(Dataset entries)
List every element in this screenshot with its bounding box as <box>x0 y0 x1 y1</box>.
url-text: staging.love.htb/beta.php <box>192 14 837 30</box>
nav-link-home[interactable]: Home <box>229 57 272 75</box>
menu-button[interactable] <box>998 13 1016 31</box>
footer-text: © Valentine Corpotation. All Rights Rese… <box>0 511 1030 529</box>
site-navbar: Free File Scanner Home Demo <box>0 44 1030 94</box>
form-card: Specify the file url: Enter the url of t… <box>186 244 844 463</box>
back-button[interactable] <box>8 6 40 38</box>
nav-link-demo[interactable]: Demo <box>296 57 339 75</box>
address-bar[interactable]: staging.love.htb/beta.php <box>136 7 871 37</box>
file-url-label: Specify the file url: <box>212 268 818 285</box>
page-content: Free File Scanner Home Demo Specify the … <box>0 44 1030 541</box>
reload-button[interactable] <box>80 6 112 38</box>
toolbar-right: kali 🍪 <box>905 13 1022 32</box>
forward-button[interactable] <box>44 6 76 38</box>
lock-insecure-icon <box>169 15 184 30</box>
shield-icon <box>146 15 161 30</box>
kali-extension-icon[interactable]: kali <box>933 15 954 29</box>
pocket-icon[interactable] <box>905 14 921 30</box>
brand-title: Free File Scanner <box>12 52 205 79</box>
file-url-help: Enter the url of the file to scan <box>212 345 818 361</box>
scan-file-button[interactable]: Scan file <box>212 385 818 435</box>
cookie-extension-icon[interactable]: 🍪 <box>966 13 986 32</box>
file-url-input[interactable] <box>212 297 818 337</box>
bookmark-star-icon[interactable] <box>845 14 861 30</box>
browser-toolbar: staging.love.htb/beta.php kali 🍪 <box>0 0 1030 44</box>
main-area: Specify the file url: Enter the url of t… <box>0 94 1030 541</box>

## TASK OBJECTIVE
Reproduce every line of the data above word for word, in the same order.

## EXERCISE ANSWER
List every element in this screenshot with its bounding box as <box>x0 y0 x1 y1</box>.
url-text: staging.love.htb/beta.php <box>192 14 837 30</box>
nav-link-home[interactable]: Home <box>229 57 272 75</box>
menu-button[interactable] <box>998 13 1016 31</box>
footer-text: © Valentine Corpotation. All Rights Rese… <box>0 511 1030 529</box>
site-navbar: Free File Scanner Home Demo <box>0 44 1030 94</box>
form-card: Specify the file url: Enter the url of t… <box>186 244 844 463</box>
back-button[interactable] <box>8 6 40 38</box>
nav-link-demo[interactable]: Demo <box>296 57 339 75</box>
address-bar[interactable]: staging.love.htb/beta.php <box>136 7 871 37</box>
file-url-label: Specify the file url: <box>212 268 818 285</box>
page-content: Free File Scanner Home Demo Specify the … <box>0 44 1030 541</box>
reload-button[interactable] <box>80 6 112 38</box>
toolbar-right: kali 🍪 <box>905 13 1022 32</box>
forward-button[interactable] <box>44 6 76 38</box>
lock-insecure-icon <box>169 15 184 30</box>
shield-icon <box>146 15 161 30</box>
kali-extension-icon[interactable]: kali <box>933 15 954 29</box>
pocket-icon[interactable] <box>905 14 921 30</box>
brand-title: Free File Scanner <box>12 52 205 79</box>
file-url-help: Enter the url of the file to scan <box>212 345 818 361</box>
scan-file-button[interactable]: Scan file <box>212 385 818 435</box>
cookie-extension-icon[interactable]: 🍪 <box>966 13 986 32</box>
file-url-input[interactable] <box>212 297 818 337</box>
bookmark-star-icon[interactable] <box>845 14 861 30</box>
browser-toolbar: staging.love.htb/beta.php kali 🍪 <box>0 0 1030 44</box>
main-area: Specify the file url: Enter the url of t… <box>0 94 1030 541</box>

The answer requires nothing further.